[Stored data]
○ ○ ○ ○ ○

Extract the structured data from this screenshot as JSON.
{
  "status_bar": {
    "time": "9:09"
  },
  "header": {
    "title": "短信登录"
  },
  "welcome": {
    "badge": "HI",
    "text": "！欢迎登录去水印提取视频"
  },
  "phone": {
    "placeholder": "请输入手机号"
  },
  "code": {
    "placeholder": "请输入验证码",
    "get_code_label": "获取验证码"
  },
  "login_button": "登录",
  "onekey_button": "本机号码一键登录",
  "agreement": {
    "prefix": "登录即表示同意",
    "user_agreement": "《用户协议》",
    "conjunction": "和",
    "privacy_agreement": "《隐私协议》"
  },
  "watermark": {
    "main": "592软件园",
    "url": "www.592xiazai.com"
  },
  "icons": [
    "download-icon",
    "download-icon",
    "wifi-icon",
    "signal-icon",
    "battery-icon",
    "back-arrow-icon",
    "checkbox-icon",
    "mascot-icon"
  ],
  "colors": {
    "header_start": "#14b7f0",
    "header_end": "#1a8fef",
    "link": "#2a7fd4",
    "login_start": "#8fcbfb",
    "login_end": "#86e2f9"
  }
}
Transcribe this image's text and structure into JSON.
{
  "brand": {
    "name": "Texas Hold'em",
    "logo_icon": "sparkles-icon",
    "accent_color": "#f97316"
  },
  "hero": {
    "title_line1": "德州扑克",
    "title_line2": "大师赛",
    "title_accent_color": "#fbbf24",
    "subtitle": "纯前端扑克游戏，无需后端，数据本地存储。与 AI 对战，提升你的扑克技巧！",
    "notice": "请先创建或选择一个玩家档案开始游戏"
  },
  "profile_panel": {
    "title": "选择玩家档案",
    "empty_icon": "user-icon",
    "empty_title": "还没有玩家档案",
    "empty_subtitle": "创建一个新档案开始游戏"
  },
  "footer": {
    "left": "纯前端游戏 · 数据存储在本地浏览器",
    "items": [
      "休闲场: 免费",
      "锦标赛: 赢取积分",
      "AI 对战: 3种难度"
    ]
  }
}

○ ○ ○ ○ ○

▶ [Brief]
Repeat the records above exactly.

▶ [Exercise solution]
Extract the structured data from this screenshot as JSON.
{
  "status_bar": {
    "time": "9:09"
  },
  "header": {
    "title": "短信登录"
  },
  "welcome": {
    "badge": "HI",
    "text": "！欢迎登录去水印提取视频"
  },
  "phone": {
    "placeholder": "请输入手机号"
  },
  "code": {
    "placeholder": "请输入验证码",
    "get_code_label": "获取验证码"
  },
  "login_button": "登录",
  "onekey_button": "本机号码一键登录",
  "agreement": {
    "prefix": "登录即表示同意",
    "user_agreement": "《用户协议》",
    "conjunction": "和",
    "privacy_agreement": "《隐私协议》"
  },
  "watermark": {
    "main": "592软件园",
    "url": "www.592xiazai.com"
  },
  "icons": [
    "download-icon",
    "download-icon",
    "wifi-icon",
    "signal-icon",
    "battery-icon",
    "back-arrow-icon",
    "checkbox-icon",
    "mascot-icon"
  ],
  "colors": {
    "header_start": "#14b7f0",
    "header_end": "#1a8fef",
    "link": "#2a7fd4",
    "login_start": "#8fcbfb",
    "login_end": "#86e2f9"
  }
}
Transcribe this image's text and structure into JSON.
{
  "brand": {
    "name": "Texas Hold'em",
    "logo_icon": "sparkles-icon",
    "accent_color": "#f97316"
  },
  "hero": {
    "title_line1": "德州扑克",
    "title_line2": "大师赛",
    "title_accent_color": "#fbbf24",
    "subtitle": "纯前端扑克游戏，无需后端，数据本地存储。与 AI 对战，提升你的扑克技巧！",
    "notice": "请先创建或选择一个玩家档案开始游戏"
  },
  "profile_panel": {
    "title": "选择玩家档案",
    "empty_icon": "user-icon",
    "empty_title": "还没有玩家档案",
    "empty_subtitle": "创建一个新档案开始游戏"
  },
  "footer": {
    "left": "纯前端游戏 · 数据存储在本地浏览器",
    "items": [
      "休闲场: 免费",
      "锦标赛: 赢取积分",
      "AI 对战: 3种难度"
    ]
  }
}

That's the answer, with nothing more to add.